### Directive
From the line containing "Transcribe the text in this document." through the last line of the data, return those lines exactly as written and nothing more.

(Entries taken from a collection)
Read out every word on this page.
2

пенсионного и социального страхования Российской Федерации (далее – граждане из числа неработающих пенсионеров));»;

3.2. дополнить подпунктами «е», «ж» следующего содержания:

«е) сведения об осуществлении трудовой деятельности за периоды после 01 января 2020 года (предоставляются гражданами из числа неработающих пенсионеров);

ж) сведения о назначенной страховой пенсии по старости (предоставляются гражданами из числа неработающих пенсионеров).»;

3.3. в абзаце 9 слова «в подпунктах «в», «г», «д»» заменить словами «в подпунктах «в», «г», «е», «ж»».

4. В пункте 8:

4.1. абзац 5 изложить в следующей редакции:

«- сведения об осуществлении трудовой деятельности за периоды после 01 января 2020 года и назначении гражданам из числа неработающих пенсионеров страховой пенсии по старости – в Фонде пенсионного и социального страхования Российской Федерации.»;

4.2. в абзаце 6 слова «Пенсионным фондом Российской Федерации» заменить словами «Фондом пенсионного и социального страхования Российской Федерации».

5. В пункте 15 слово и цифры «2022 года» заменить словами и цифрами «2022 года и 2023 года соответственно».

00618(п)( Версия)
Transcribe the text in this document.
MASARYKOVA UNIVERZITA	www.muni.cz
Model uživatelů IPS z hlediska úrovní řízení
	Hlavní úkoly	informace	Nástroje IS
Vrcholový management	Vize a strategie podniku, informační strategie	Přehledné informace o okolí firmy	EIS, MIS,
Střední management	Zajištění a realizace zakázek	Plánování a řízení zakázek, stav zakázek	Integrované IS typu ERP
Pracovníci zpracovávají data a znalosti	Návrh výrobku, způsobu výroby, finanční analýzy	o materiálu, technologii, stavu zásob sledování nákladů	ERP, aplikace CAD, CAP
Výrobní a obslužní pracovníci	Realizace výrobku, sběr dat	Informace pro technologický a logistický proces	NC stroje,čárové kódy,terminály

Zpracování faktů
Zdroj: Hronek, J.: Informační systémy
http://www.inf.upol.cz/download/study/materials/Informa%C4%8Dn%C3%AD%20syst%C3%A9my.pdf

### Finished exercise
Transcribe the text in this document.
MASARYKOVA UNIVERZITA	www.muni.cz
Model uživatelů IPS z hlediska úrovní řízení
	Hlavní úkoly	informace	Nástroje IS
Vrcholový management	Vize a strategie podniku, informační strategie	Přehledné informace o okolí firmy	EIS, MIS,
Střední management	Zajištění a realizace zakázek	Plánování a řízení zakázek, stav zakázek	Integrované IS typu ERP
Pracovníci zpracovávají data a znalosti	Návrh výrobku, způsobu výroby, finanční analýzy	o materiálu, technologii, stavu zásob sledování nákladů	ERP, aplikace CAD, CAP
Výrobní a obslužní pracovníci	Realizace výrobku, sběr dat	Informace pro technologický a logistický proces	NC stroje,čárové kódy,terminály

Zpracování faktů
Zdroj: Hronek, J.: Informační systémy
http://www.inf.upol.cz/download/study/materials/Informa%C4%8Dn%C3%AD%20syst%C3%A9my.pdf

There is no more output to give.